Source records
★ ★ ★ ★ ★ ★ ★

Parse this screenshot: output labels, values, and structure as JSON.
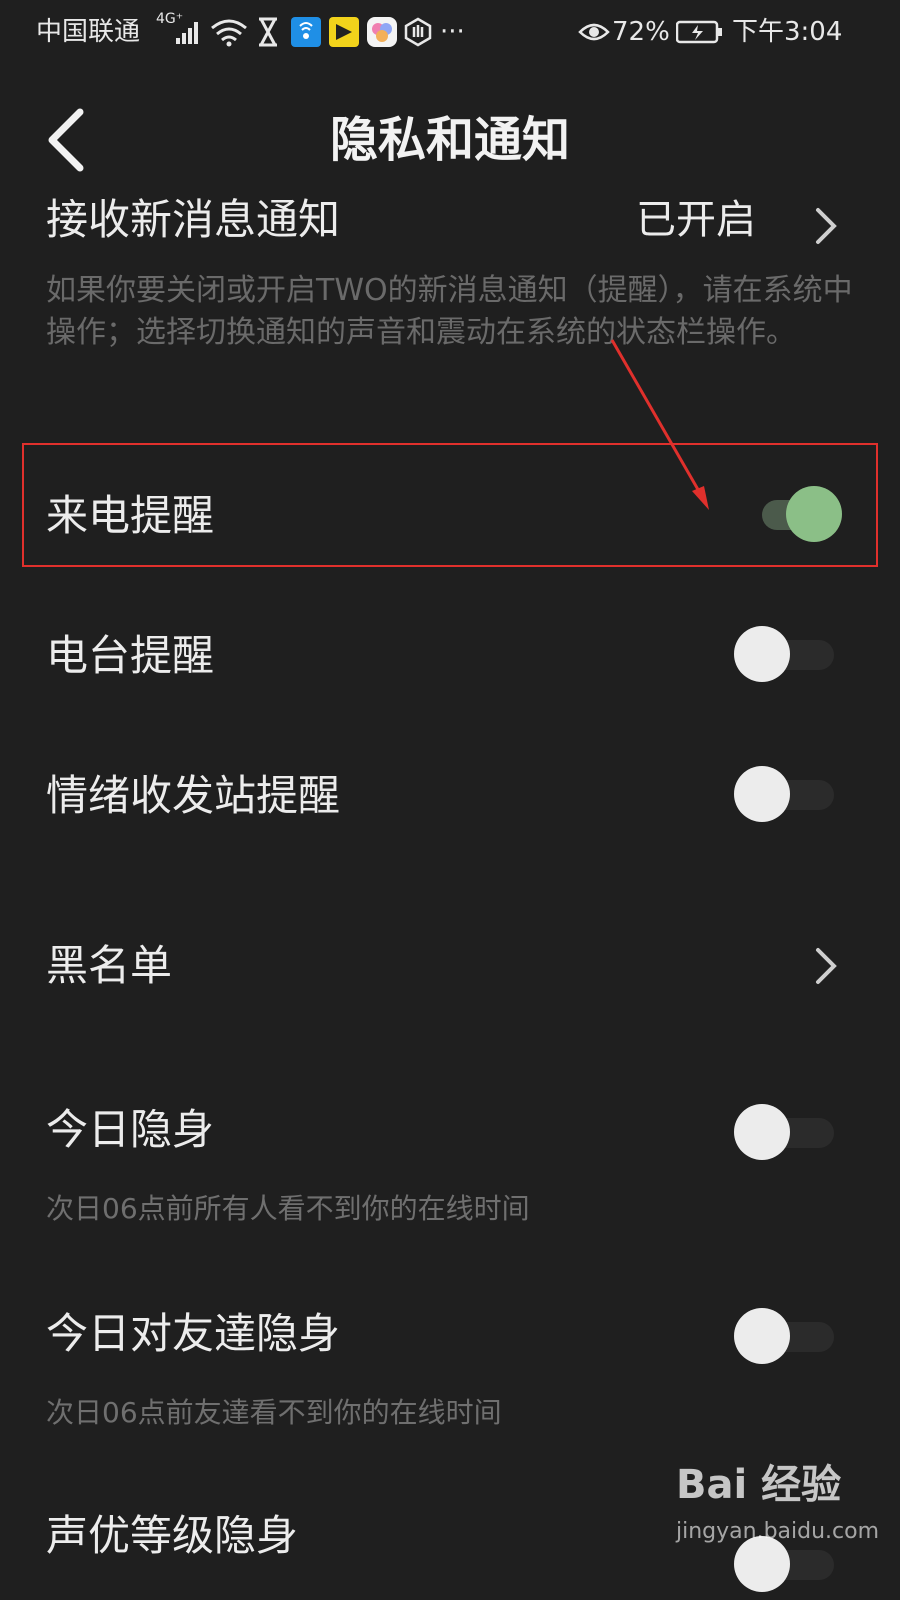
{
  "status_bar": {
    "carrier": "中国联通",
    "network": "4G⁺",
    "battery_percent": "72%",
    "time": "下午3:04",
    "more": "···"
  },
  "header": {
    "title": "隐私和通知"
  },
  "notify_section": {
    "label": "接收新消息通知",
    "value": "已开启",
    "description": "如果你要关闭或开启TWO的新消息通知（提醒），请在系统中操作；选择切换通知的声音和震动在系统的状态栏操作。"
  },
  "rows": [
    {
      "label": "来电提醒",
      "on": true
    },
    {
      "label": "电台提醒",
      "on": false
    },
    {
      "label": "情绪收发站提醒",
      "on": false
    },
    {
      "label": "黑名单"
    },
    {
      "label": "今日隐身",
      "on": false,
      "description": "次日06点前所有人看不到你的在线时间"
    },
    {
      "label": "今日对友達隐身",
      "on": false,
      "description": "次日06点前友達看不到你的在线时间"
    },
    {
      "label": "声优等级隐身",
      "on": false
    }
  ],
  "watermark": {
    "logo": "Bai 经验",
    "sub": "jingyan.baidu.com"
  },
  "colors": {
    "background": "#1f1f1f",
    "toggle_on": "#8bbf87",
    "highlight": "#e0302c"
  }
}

★ ★ ★ ★ ★ ★ ★

The task
Write the listing above out again exactly, dropping each image.

Response to this task
Parse this screenshot: output labels, values, and structure as JSON.
{
  "status_bar": {
    "carrier": "中国联通",
    "network": "4G⁺",
    "battery_percent": "72%",
    "time": "下午3:04",
    "more": "···"
  },
  "header": {
    "title": "隐私和通知"
  },
  "notify_section": {
    "label": "接收新消息通知",
    "value": "已开启",
    "description": "如果你要关闭或开启TWO的新消息通知（提醒），请在系统中操作；选择切换通知的声音和震动在系统的状态栏操作。"
  },
  "rows": [
    {
      "label": "来电提醒",
      "on": true
    },
    {
      "label": "电台提醒",
      "on": false
    },
    {
      "label": "情绪收发站提醒",
      "on": false
    },
    {
      "label": "黑名单"
    },
    {
      "label": "今日隐身",
      "on": false,
      "description": "次日06点前所有人看不到你的在线时间"
    },
    {
      "label": "今日对友達隐身",
      "on": false,
      "description": "次日06点前友達看不到你的在线时间"
    },
    {
      "label": "声优等级隐身",
      "on": false
    }
  ],
  "watermark": {
    "logo": "Bai 经验",
    "sub": "jingyan.baidu.com"
  },
  "colors": {
    "background": "#1f1f1f",
    "toggle_on": "#8bbf87",
    "highlight": "#e0302c"
  }
}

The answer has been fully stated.